# [YOUR TASK]
Please copy the data below word for word, omitting the pictures.
..............................
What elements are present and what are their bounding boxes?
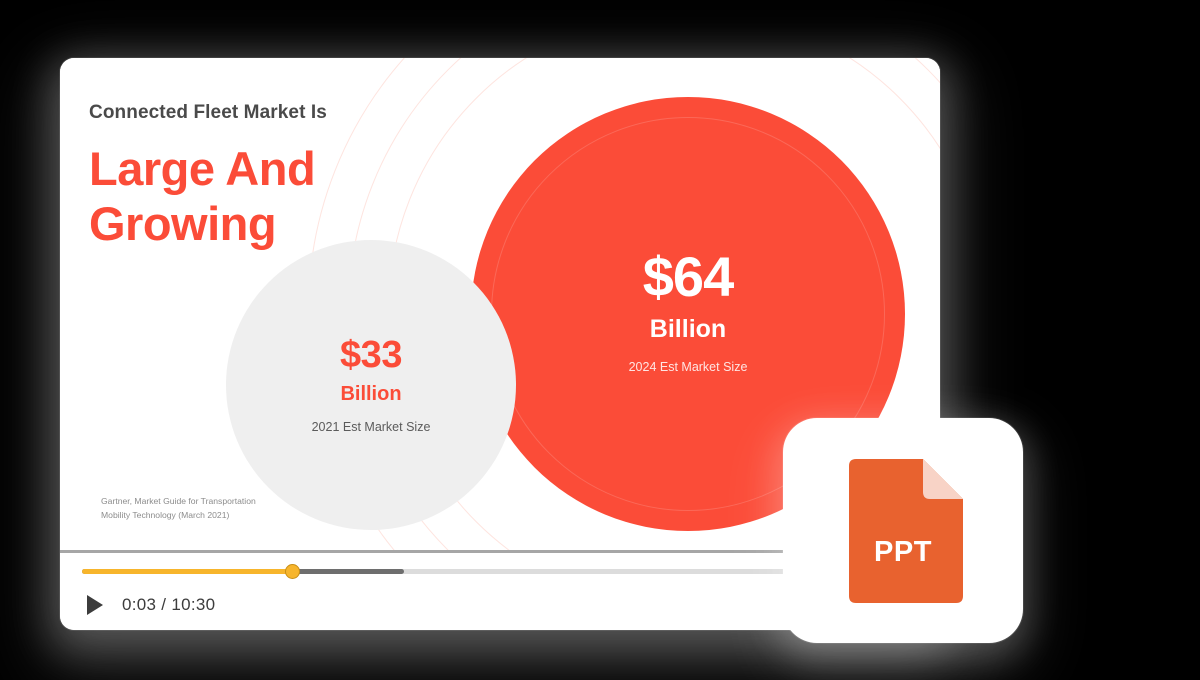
- scrubber-handle[interactable]: [285, 564, 300, 579]
- progress-played: [82, 569, 293, 574]
- bubble-2024-content: $64 Billion 2024 Est Market Size: [471, 249, 905, 374]
- bubble-2024-caption: 2024 Est Market Size: [471, 361, 905, 374]
- bubble-2024-value: $64: [471, 249, 905, 305]
- bubble-2021: $33 Billion 2021 Est Market Size: [226, 240, 516, 530]
- bubble-2021-value: $33: [226, 336, 516, 374]
- bubble-2021-content: $33 Billion 2021 Est Market Size: [226, 336, 516, 434]
- play-icon: [85, 594, 105, 616]
- bubble-2021-unit: Billion: [226, 384, 516, 404]
- ppt-label: PPT: [843, 536, 964, 569]
- slide-title: Large And Growing: [89, 141, 349, 252]
- footnote-line-1: Gartner, Market Guide for Transportation: [101, 495, 256, 508]
- slide-source-footnote: Gartner, Market Guide for Transportation…: [101, 495, 256, 522]
- time-display: 0:03 / 10:30: [122, 595, 215, 615]
- screenshot-root: $64 Billion 2024 Est Market Size $33 Bil…: [0, 0, 1200, 680]
- slide-eyebrow: Connected Fleet Market Is: [89, 103, 349, 122]
- slide-headline: Connected Fleet Market Is Large And Grow…: [89, 103, 349, 252]
- bubble-2024-unit: Billion: [471, 317, 905, 342]
- play-button[interactable]: [82, 592, 108, 618]
- bubble-2021-caption: 2021 Est Market Size: [226, 421, 516, 434]
- ppt-file-badge[interactable]: PPT: [783, 418, 1023, 643]
- footnote-line-2: Mobility Technology (March 2021): [101, 509, 256, 522]
- ppt-file-icon: PPT: [843, 458, 964, 604]
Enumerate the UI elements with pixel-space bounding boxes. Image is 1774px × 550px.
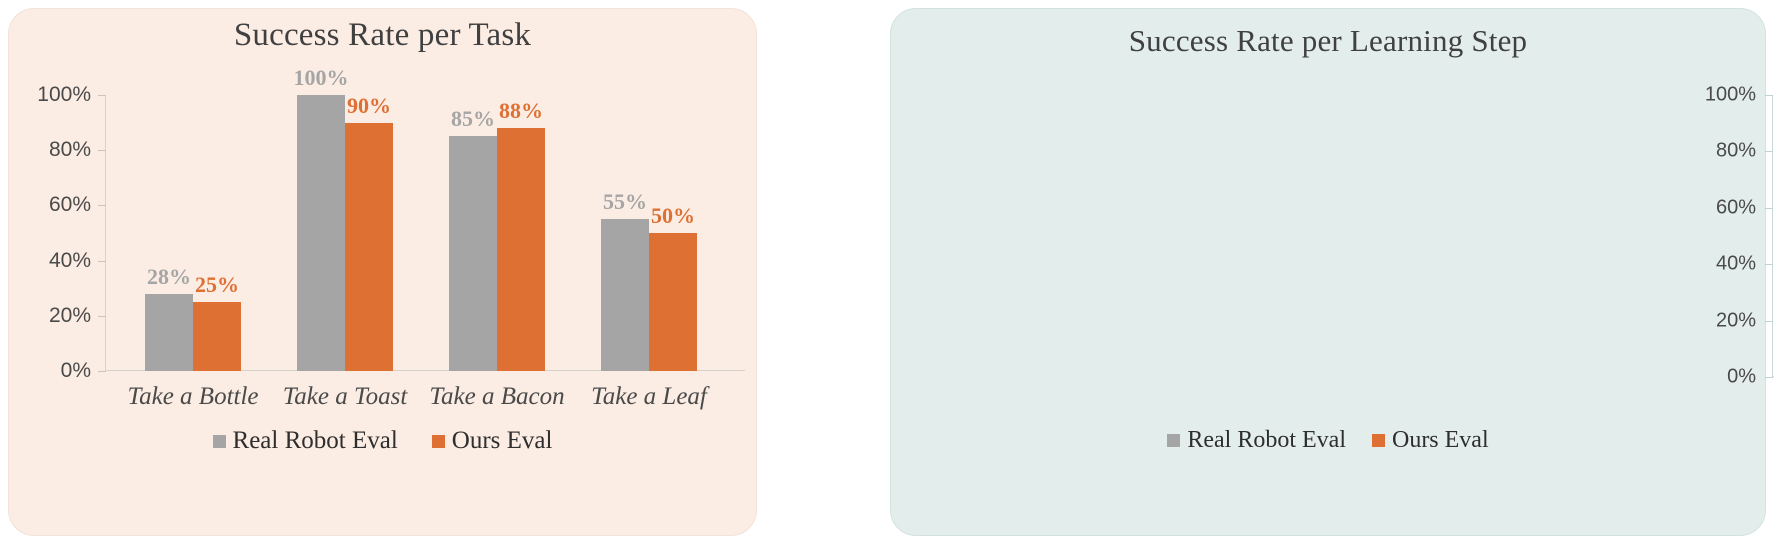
- y-axis-tick: [1765, 95, 1773, 96]
- legend-label: Ours Eval: [1392, 427, 1489, 454]
- bar-value-label: 100%: [294, 65, 349, 91]
- legend-label: Real Robot Eval: [1187, 427, 1346, 454]
- bar-ours-eval[interactable]: [649, 233, 697, 371]
- bar-value-label: 90%: [347, 93, 391, 119]
- bar-value-label: 25%: [195, 272, 239, 298]
- x-axis-category-label: Take a Bacon: [429, 383, 564, 411]
- legend-label: Real Robot Eval: [233, 427, 398, 455]
- bar-ours-eval[interactable]: [345, 123, 393, 371]
- y-axis-tick-label: 80%: [49, 138, 91, 162]
- legend-swatch-icon: [432, 435, 445, 448]
- y-axis-tick-label: 0%: [61, 359, 91, 383]
- chart-panel-success-rate-per-task: Success Rate per Task 0%20%40%60%80%100%…: [8, 8, 757, 536]
- bar-value-label: 88%: [499, 98, 543, 124]
- bar-group: 85%88%Take a Bacon: [449, 95, 545, 371]
- page-title-right: Success Rate per Learning Step: [891, 23, 1765, 59]
- x-axis-category-label: Take a Leaf: [591, 383, 707, 411]
- y-axis-tick-label: 40%: [1716, 253, 1756, 276]
- plot-area-left: 0%20%40%60%80%100%28%25%Take a Bottle100…: [105, 95, 745, 371]
- bar-group: 100%90%Take a Toast: [297, 95, 393, 371]
- bar-value-label: 50%: [651, 203, 695, 229]
- legend-item[interactable]: Real Robot Eval: [213, 427, 398, 455]
- bar-real-robot-eval[interactable]: [601, 219, 649, 371]
- legend-swatch-icon: [1167, 434, 1180, 447]
- bar-value-label: 28%: [147, 264, 191, 290]
- y-axis-tick-label: 20%: [49, 304, 91, 328]
- legend-swatch-icon: [213, 435, 226, 448]
- y-axis-line-right: [1772, 95, 1773, 377]
- legend-left: Real Robot EvalOurs Eval: [9, 427, 756, 455]
- y-axis-tick-label: 60%: [1716, 196, 1756, 219]
- y-axis-tick: [98, 371, 106, 372]
- y-axis-line-left: [105, 95, 106, 371]
- y-axis-tick-label: 0%: [1727, 366, 1756, 389]
- y-axis-tick-label: 100%: [1705, 84, 1756, 107]
- bar-real-robot-eval[interactable]: [297, 95, 345, 371]
- legend-label: Ours Eval: [452, 427, 553, 455]
- bar-ours-eval[interactable]: [497, 128, 545, 371]
- x-axis-category-label: Take a Toast: [283, 383, 408, 411]
- y-axis-tick: [1765, 208, 1773, 209]
- legend-item[interactable]: Ours Eval: [1372, 427, 1489, 454]
- y-axis-tick: [1765, 321, 1773, 322]
- legend-swatch-icon: [1372, 434, 1385, 447]
- page-title-left: Success Rate per Task: [9, 17, 756, 54]
- figure-stage: Success Rate per Task 0%20%40%60%80%100%…: [0, 0, 1774, 550]
- bar-group: 28%25%Take a Bottle: [145, 95, 241, 371]
- bar-value-label: 55%: [603, 189, 647, 215]
- y-axis-tick: [98, 95, 106, 96]
- y-axis-tick: [1765, 377, 1773, 378]
- y-axis-tick: [98, 150, 106, 151]
- bar-value-label: 85%: [451, 106, 495, 132]
- y-axis-tick-label: 60%: [49, 193, 91, 217]
- bar-real-robot-eval[interactable]: [145, 294, 193, 371]
- y-axis-tick-label: 20%: [1716, 309, 1756, 332]
- bar-real-robot-eval[interactable]: [449, 136, 497, 371]
- x-axis-category-label: Take a Bottle: [127, 383, 258, 411]
- y-axis-tick: [98, 261, 106, 262]
- y-axis-tick-label: 100%: [37, 83, 91, 107]
- y-axis-tick: [1765, 151, 1773, 152]
- legend-item[interactable]: Real Robot Eval: [1167, 427, 1346, 454]
- y-axis-tick: [98, 316, 106, 317]
- y-axis-tick-label: 80%: [1716, 140, 1756, 163]
- legend-item[interactable]: Ours Eval: [432, 427, 553, 455]
- y-axis-tick: [98, 205, 106, 206]
- bar-group: 55%50%Take a Leaf: [601, 95, 697, 371]
- chart-panel-success-rate-per-learning-step: Success Rate per Learning Step 0%20%40%6…: [890, 8, 1766, 536]
- legend-right: Real Robot EvalOurs Eval: [891, 427, 1765, 454]
- y-axis-tick-label: 40%: [49, 249, 91, 273]
- bar-ours-eval[interactable]: [193, 302, 241, 371]
- y-axis-tick: [1765, 264, 1773, 265]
..............................
# [EXPECTED ANSWER]
What elements are present and what are their bounding boxes?
- scrubber-handle[interactable]: [285, 564, 300, 579]
- progress-played: [82, 569, 293, 574]
- bubble-2024-content: $64 Billion 2024 Est Market Size: [471, 249, 905, 374]
- bubble-2024-caption: 2024 Est Market Size: [471, 361, 905, 374]
- bubble-2024-value: $64: [471, 249, 905, 305]
- bubble-2021: $33 Billion 2021 Est Market Size: [226, 240, 516, 530]
- bubble-2021-value: $33: [226, 336, 516, 374]
- bubble-2021-content: $33 Billion 2021 Est Market Size: [226, 336, 516, 434]
- play-icon: [85, 594, 105, 616]
- bubble-2021-unit: Billion: [226, 384, 516, 404]
- ppt-label: PPT: [843, 536, 964, 569]
- slide-title: Large And Growing: [89, 141, 349, 252]
- footnote-line-1: Gartner, Market Guide for Transportation: [101, 495, 256, 508]
- slide-source-footnote: Gartner, Market Guide for Transportation…: [101, 495, 256, 522]
- time-display: 0:03 / 10:30: [122, 595, 215, 615]
- screenshot-root: $64 Billion 2024 Est Market Size $33 Bil…: [0, 0, 1200, 680]
- slide-eyebrow: Connected Fleet Market Is: [89, 103, 349, 122]
- slide-headline: Connected Fleet Market Is Large And Grow…: [89, 103, 349, 252]
- bubble-2024-unit: Billion: [471, 317, 905, 342]
- play-button[interactable]: [82, 592, 108, 618]
- bubble-2021-caption: 2021 Est Market Size: [226, 421, 516, 434]
- ppt-file-badge[interactable]: PPT: [783, 418, 1023, 643]
- footnote-line-2: Mobility Technology (March 2021): [101, 509, 256, 522]
- ppt-file-icon: PPT: [843, 458, 964, 604]
Enumerate the UI elements with pixel-space bounding boxes. Image is 1774px × 550px.
- y-axis-tick: [1765, 95, 1773, 96]
- legend-label: Ours Eval: [1392, 427, 1489, 454]
- bar-value-label: 100%: [294, 65, 349, 91]
- legend-label: Real Robot Eval: [1187, 427, 1346, 454]
- bar-ours-eval[interactable]: [649, 233, 697, 371]
- bar-value-label: 90%: [347, 93, 391, 119]
- bar-value-label: 25%: [195, 272, 239, 298]
- x-axis-category-label: Take a Bacon: [429, 383, 564, 411]
- legend-label: Real Robot Eval: [233, 427, 398, 455]
- bar-ours-eval[interactable]: [345, 123, 393, 371]
- y-axis-tick-label: 80%: [49, 138, 91, 162]
- legend-swatch-icon: [432, 435, 445, 448]
- y-axis-tick-label: 0%: [61, 359, 91, 383]
- chart-panel-success-rate-per-task: Success Rate per Task 0%20%40%60%80%100%…: [8, 8, 757, 536]
- bar-value-label: 88%: [499, 98, 543, 124]
- bar-group: 85%88%Take a Bacon: [449, 95, 545, 371]
- page-title-right: Success Rate per Learning Step: [891, 23, 1765, 59]
- x-axis-category-label: Take a Leaf: [591, 383, 707, 411]
- y-axis-tick-label: 40%: [1716, 253, 1756, 276]
- plot-area-left: 0%20%40%60%80%100%28%25%Take a Bottle100…: [105, 95, 745, 371]
- bar-group: 100%90%Take a Toast: [297, 95, 393, 371]
- bar-value-label: 50%: [651, 203, 695, 229]
- legend-item[interactable]: Real Robot Eval: [213, 427, 398, 455]
- bar-real-robot-eval[interactable]: [601, 219, 649, 371]
- legend-swatch-icon: [1167, 434, 1180, 447]
- bar-value-label: 28%: [147, 264, 191, 290]
- y-axis-tick-label: 20%: [49, 304, 91, 328]
- legend-swatch-icon: [213, 435, 226, 448]
- y-axis-line-right: [1772, 95, 1773, 377]
- legend-left: Real Robot EvalOurs Eval: [9, 427, 756, 455]
- y-axis-tick-label: 60%: [1716, 196, 1756, 219]
- y-axis-tick: [98, 371, 106, 372]
- y-axis-line-left: [105, 95, 106, 371]
- y-axis-tick-label: 0%: [1727, 366, 1756, 389]
- y-axis-tick-label: 100%: [1705, 84, 1756, 107]
- bar-real-robot-eval[interactable]: [297, 95, 345, 371]
- legend-label: Ours Eval: [452, 427, 553, 455]
- bar-ours-eval[interactable]: [497, 128, 545, 371]
- x-axis-category-label: Take a Toast: [283, 383, 408, 411]
- y-axis-tick: [1765, 208, 1773, 209]
- legend-item[interactable]: Ours Eval: [1372, 427, 1489, 454]
- y-axis-tick: [1765, 321, 1773, 322]
- legend-swatch-icon: [1372, 434, 1385, 447]
- page-title-left: Success Rate per Task: [9, 17, 756, 54]
- figure-stage: Success Rate per Task 0%20%40%60%80%100%…: [0, 0, 1774, 550]
- bar-group: 28%25%Take a Bottle: [145, 95, 241, 371]
- bar-value-label: 55%: [603, 189, 647, 215]
- y-axis-tick: [98, 95, 106, 96]
- y-axis-tick: [1765, 377, 1773, 378]
- y-axis-tick: [98, 150, 106, 151]
- bar-value-label: 85%: [451, 106, 495, 132]
- y-axis-tick-label: 60%: [49, 193, 91, 217]
- bar-real-robot-eval[interactable]: [145, 294, 193, 371]
- y-axis-tick-label: 20%: [1716, 309, 1756, 332]
- bar-real-robot-eval[interactable]: [449, 136, 497, 371]
- x-axis-category-label: Take a Bottle: [127, 383, 258, 411]
- y-axis-tick: [98, 261, 106, 262]
- y-axis-tick-label: 100%: [37, 83, 91, 107]
- y-axis-tick: [1765, 151, 1773, 152]
- legend-item[interactable]: Real Robot Eval: [1167, 427, 1346, 454]
- y-axis-tick: [98, 316, 106, 317]
- y-axis-tick-label: 80%: [1716, 140, 1756, 163]
- legend-item[interactable]: Ours Eval: [432, 427, 553, 455]
- y-axis-tick: [98, 205, 106, 206]
- bar-group: 55%50%Take a Leaf: [601, 95, 697, 371]
- chart-panel-success-rate-per-learning-step: Success Rate per Learning Step 0%20%40%6…: [890, 8, 1766, 536]
- legend-right: Real Robot EvalOurs Eval: [891, 427, 1765, 454]
- y-axis-tick-label: 40%: [49, 249, 91, 273]
- bar-ours-eval[interactable]: [193, 302, 241, 371]
- y-axis-tick: [1765, 264, 1773, 265]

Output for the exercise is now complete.